→ **STATED EXERCISE**: Read the records and gather each line that includes "Bistro".
───── PROVIDED DATA
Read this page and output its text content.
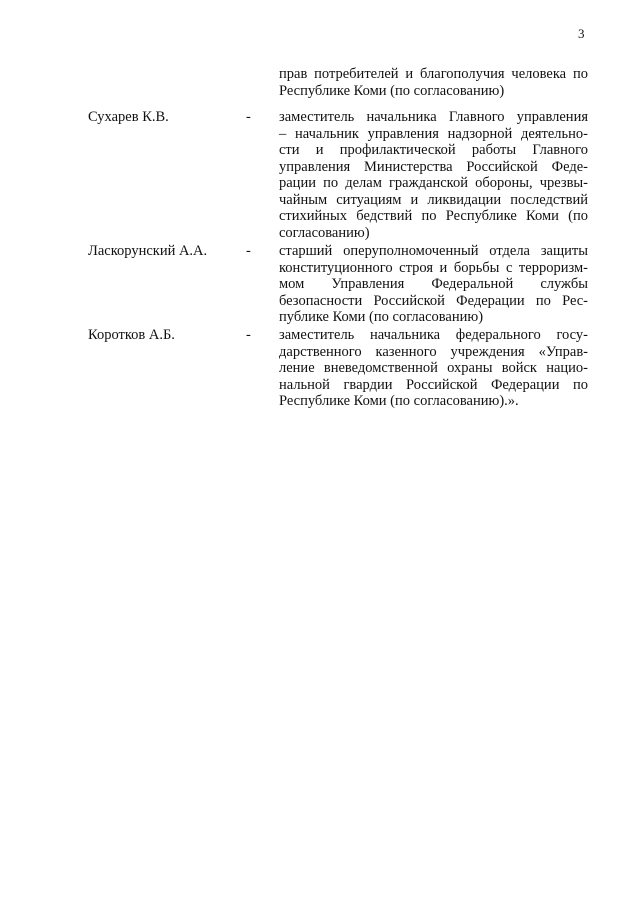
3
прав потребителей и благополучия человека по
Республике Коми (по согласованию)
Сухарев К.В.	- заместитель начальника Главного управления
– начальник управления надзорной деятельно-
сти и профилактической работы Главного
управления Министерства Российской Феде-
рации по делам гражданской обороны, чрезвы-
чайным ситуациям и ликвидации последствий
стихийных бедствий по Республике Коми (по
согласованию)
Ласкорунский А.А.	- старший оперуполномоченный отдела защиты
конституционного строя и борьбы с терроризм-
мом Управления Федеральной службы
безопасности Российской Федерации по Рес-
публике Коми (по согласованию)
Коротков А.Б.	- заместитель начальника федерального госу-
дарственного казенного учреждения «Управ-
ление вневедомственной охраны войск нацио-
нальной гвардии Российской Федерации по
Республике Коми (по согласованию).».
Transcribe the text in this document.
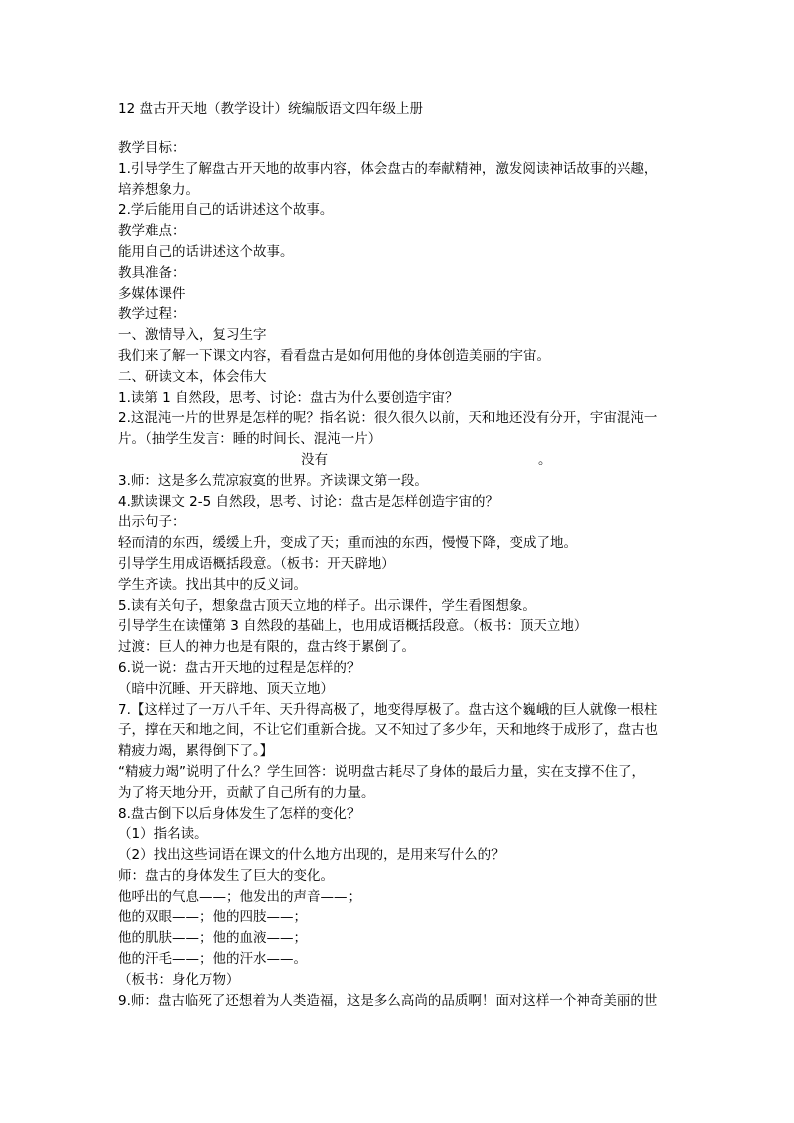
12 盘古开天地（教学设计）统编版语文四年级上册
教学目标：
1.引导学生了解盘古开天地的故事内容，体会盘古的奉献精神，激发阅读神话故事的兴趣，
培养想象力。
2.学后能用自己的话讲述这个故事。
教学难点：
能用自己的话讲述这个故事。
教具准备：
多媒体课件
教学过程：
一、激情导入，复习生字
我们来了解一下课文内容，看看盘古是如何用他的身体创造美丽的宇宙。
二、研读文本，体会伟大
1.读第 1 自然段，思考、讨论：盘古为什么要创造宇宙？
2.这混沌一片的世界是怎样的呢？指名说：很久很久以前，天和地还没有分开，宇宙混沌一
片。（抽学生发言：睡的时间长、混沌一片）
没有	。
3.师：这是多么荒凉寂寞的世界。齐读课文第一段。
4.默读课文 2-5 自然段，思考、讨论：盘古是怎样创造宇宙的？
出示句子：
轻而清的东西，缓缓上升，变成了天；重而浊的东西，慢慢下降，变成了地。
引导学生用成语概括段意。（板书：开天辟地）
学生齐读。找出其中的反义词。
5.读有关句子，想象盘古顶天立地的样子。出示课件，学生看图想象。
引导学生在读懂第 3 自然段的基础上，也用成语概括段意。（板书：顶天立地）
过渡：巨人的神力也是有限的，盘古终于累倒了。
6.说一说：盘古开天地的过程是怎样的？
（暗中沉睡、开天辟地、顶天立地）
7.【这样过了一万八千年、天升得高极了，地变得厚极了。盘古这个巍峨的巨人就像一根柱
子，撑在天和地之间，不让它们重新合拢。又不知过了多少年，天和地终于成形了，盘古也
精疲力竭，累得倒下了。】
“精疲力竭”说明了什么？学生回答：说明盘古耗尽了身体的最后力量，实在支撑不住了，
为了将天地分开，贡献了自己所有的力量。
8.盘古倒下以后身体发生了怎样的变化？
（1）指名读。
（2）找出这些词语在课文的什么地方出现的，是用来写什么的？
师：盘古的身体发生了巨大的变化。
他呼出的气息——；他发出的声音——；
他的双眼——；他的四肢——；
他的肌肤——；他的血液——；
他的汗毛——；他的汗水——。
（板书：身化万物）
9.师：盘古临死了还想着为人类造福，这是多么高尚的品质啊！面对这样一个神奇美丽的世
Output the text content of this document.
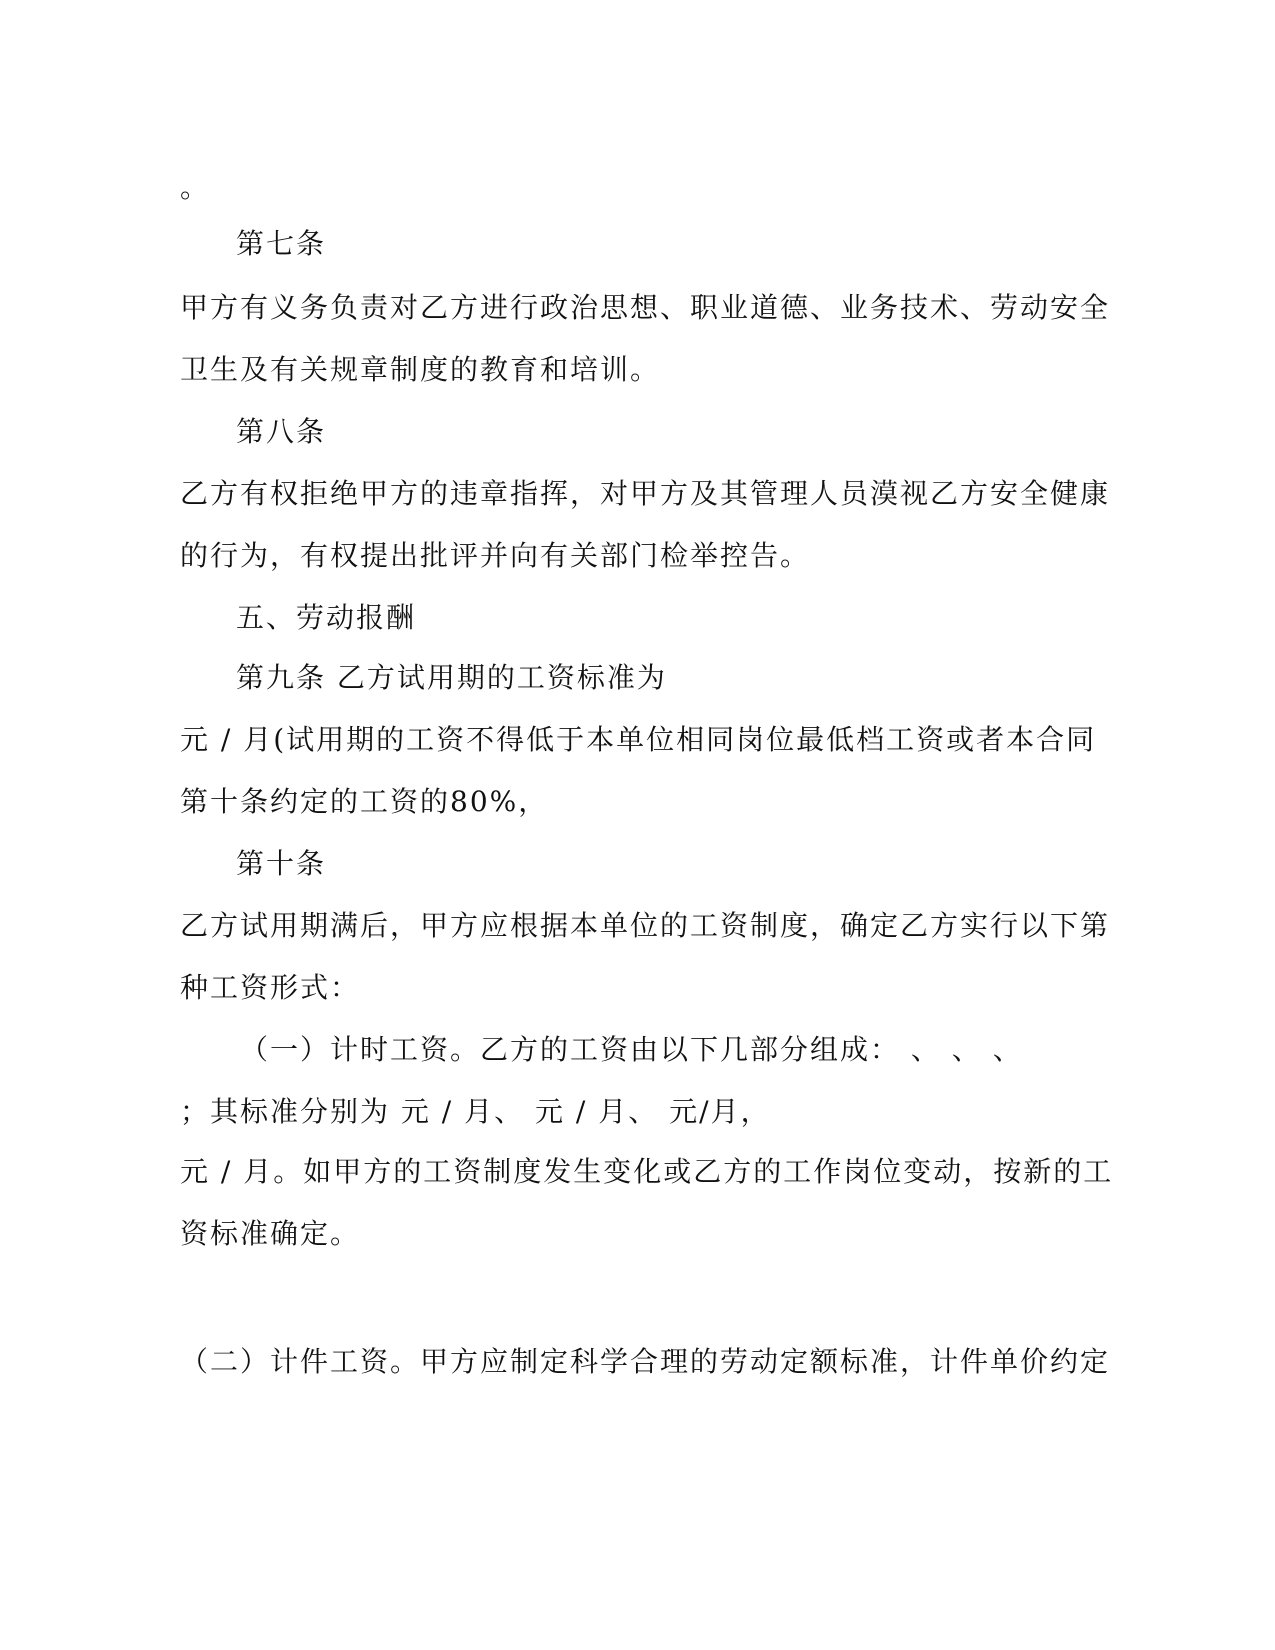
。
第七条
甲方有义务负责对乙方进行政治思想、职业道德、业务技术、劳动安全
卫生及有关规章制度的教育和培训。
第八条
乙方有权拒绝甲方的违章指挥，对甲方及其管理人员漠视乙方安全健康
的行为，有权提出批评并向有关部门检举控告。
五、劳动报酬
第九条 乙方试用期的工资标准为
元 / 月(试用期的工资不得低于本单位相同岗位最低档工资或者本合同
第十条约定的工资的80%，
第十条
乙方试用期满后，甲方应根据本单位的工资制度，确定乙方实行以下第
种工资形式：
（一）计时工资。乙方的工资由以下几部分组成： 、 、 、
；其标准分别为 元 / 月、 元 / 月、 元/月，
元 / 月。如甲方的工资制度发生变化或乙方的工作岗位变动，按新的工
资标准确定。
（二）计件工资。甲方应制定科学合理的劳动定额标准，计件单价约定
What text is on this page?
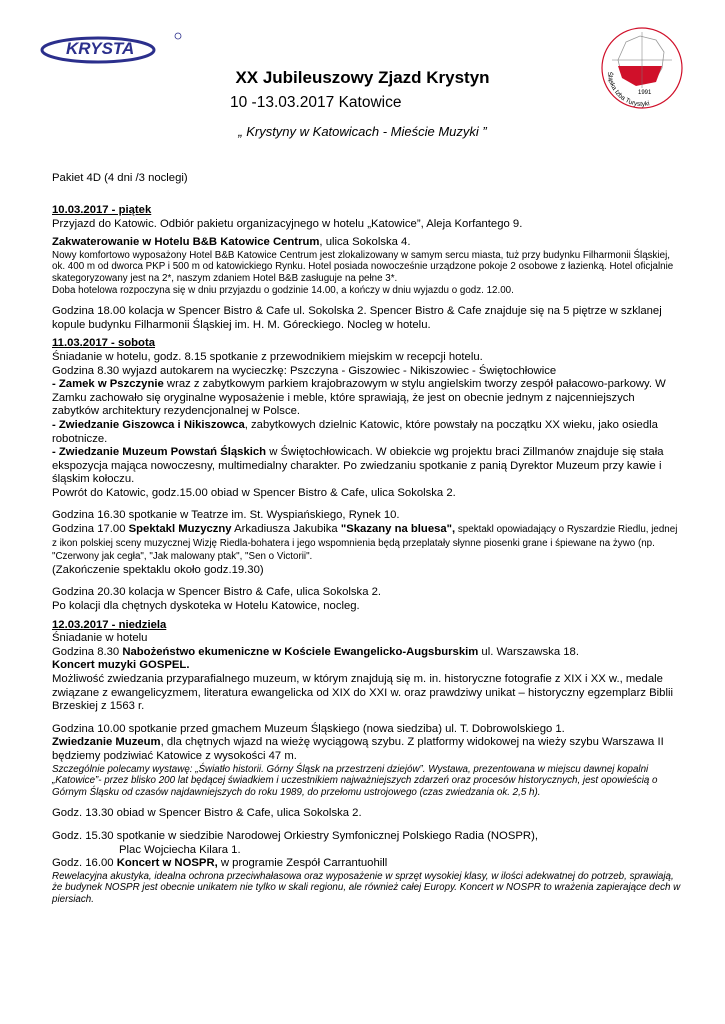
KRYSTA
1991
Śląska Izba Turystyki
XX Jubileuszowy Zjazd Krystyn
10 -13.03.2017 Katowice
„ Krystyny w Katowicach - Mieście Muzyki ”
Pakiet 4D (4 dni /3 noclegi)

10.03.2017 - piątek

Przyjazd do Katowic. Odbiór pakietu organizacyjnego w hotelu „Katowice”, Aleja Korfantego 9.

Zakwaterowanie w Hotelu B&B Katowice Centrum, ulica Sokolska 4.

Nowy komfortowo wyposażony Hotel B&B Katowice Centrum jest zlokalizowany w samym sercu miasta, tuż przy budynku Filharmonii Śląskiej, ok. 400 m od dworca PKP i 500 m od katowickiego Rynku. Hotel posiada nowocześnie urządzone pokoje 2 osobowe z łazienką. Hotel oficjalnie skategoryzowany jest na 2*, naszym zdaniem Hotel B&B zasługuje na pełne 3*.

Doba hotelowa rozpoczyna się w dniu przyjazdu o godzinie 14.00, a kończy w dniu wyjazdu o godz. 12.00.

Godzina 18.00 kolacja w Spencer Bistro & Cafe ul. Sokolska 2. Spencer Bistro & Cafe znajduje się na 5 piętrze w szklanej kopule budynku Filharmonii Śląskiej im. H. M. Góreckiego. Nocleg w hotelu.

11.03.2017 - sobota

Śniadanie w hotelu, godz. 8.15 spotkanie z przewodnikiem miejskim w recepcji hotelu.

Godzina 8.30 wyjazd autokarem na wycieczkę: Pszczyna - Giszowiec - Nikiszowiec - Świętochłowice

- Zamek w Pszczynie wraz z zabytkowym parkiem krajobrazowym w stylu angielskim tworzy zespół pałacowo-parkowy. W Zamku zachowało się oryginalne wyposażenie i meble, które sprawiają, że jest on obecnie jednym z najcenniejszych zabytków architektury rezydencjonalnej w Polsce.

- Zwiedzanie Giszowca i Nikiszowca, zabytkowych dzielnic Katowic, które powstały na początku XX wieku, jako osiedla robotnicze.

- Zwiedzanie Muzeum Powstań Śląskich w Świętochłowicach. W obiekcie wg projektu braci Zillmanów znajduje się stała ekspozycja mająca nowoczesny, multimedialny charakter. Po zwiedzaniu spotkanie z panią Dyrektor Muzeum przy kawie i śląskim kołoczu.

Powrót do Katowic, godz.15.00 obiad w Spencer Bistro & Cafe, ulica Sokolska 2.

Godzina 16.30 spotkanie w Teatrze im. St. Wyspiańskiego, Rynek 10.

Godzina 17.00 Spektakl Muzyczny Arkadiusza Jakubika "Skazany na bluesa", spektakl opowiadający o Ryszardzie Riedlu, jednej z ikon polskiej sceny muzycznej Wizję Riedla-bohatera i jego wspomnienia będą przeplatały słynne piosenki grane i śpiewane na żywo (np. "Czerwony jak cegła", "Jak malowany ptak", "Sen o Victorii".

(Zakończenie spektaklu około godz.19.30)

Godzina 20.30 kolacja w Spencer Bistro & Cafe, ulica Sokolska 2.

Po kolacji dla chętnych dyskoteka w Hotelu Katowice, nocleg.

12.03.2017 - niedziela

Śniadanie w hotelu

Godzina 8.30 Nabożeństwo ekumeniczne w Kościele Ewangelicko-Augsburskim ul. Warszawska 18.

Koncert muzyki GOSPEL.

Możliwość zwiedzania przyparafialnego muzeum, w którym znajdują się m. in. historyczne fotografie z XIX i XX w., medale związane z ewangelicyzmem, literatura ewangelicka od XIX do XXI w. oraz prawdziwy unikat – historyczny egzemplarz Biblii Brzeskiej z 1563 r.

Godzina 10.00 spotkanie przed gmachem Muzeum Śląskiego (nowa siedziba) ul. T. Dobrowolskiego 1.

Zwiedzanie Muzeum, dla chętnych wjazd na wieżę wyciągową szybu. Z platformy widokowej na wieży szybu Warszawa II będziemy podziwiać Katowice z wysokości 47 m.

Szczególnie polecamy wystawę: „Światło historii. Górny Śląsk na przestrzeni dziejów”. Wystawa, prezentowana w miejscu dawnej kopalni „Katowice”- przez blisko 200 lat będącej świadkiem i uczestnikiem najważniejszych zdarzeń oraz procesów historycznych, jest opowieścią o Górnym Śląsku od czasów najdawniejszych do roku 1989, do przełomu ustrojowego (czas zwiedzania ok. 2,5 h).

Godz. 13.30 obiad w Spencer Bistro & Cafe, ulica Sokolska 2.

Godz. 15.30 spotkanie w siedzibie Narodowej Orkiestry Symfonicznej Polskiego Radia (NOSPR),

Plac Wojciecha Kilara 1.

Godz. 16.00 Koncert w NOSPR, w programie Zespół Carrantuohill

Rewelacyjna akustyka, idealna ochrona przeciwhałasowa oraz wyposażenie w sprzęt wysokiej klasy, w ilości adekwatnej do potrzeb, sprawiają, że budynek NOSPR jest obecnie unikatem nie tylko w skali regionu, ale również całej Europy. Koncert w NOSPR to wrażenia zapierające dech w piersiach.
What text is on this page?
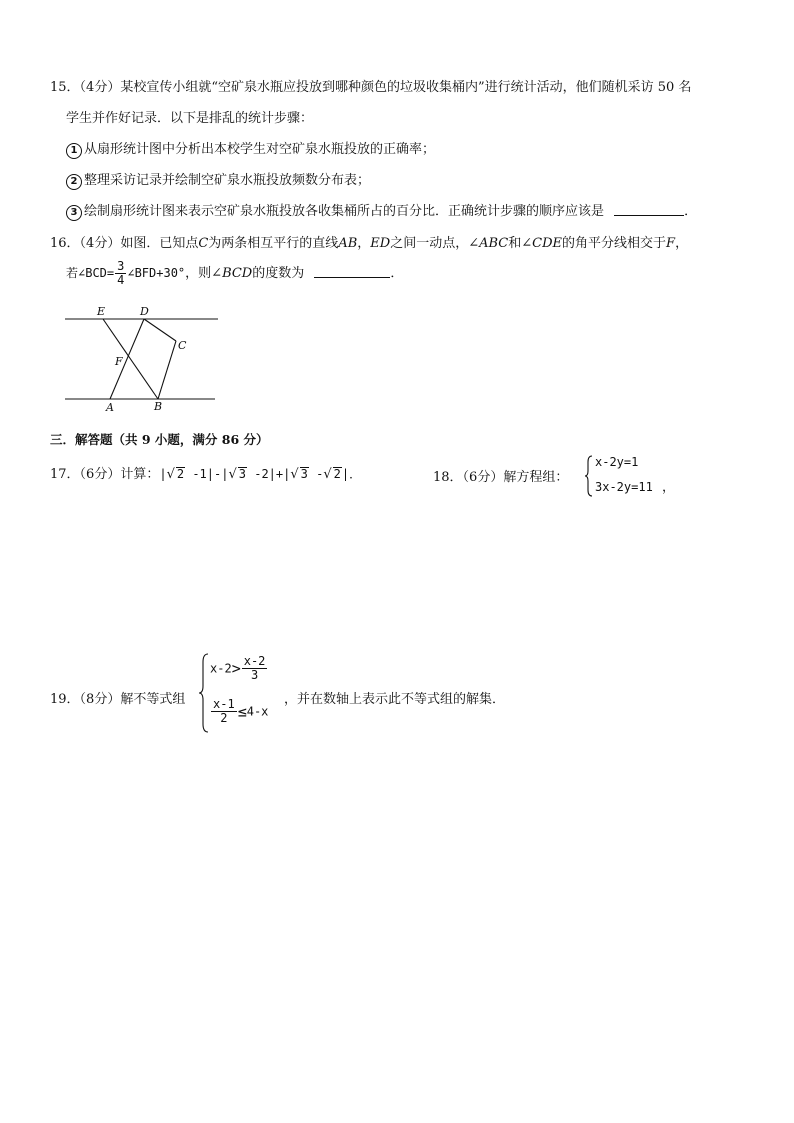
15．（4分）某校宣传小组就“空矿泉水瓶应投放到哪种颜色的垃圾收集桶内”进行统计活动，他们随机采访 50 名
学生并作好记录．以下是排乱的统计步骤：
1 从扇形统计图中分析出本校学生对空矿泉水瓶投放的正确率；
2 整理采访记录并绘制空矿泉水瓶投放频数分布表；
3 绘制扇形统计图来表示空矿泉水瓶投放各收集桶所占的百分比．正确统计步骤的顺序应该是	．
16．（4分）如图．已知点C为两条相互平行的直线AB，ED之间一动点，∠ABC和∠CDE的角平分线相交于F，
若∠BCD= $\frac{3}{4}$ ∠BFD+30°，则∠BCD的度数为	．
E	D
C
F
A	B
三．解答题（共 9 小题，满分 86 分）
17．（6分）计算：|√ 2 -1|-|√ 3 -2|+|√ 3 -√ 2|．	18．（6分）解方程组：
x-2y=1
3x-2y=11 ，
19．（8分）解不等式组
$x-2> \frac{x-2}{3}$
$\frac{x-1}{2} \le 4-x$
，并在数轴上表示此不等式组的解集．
──────────
→ **FULL OUTPUT**:
Godzina 18.00 kolacja w Spencer Bistro & Cafe ul. Sokolska 2. Spencer Bistro & Cafe znajduje się na 5 piętrze w szklanej kopule budynku Filharmonii Śląskiej im. H. M. Góreckiego. Nocleg w hotelu.
Powrót do Katowic, godz.15.00 obiad w Spencer Bistro & Cafe, ulica Sokolska 2.
Godzina 20.30 kolacja w Spencer Bistro & Cafe, ulica Sokolska 2.
Godz. 13.30 obiad w Spencer Bistro & Cafe, ulica Sokolska 2.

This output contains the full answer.